Reproduce the complete listing without any deviation.

SOURCE RECORDS

* * * * * * *

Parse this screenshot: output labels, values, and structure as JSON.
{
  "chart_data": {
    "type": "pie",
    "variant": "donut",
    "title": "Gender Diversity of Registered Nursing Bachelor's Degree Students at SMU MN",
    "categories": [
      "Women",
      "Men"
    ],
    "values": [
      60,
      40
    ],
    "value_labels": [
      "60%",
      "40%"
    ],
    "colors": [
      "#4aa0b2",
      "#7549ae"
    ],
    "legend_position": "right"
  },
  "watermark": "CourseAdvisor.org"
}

* * * * * * *

RESPONSE TO THE EXERCISE
Parse this screenshot: output labels, values, and structure as JSON.
{
  "chart_data": {
    "type": "pie",
    "variant": "donut",
    "title": "Gender Diversity of Registered Nursing Bachelor's Degree Students at SMU MN",
    "categories": [
      "Women",
      "Men"
    ],
    "values": [
      60,
      40
    ],
    "value_labels": [
      "60%",
      "40%"
    ],
    "colors": [
      "#4aa0b2",
      "#7549ae"
    ],
    "legend_position": "right"
  },
  "watermark": "CourseAdvisor.org"
}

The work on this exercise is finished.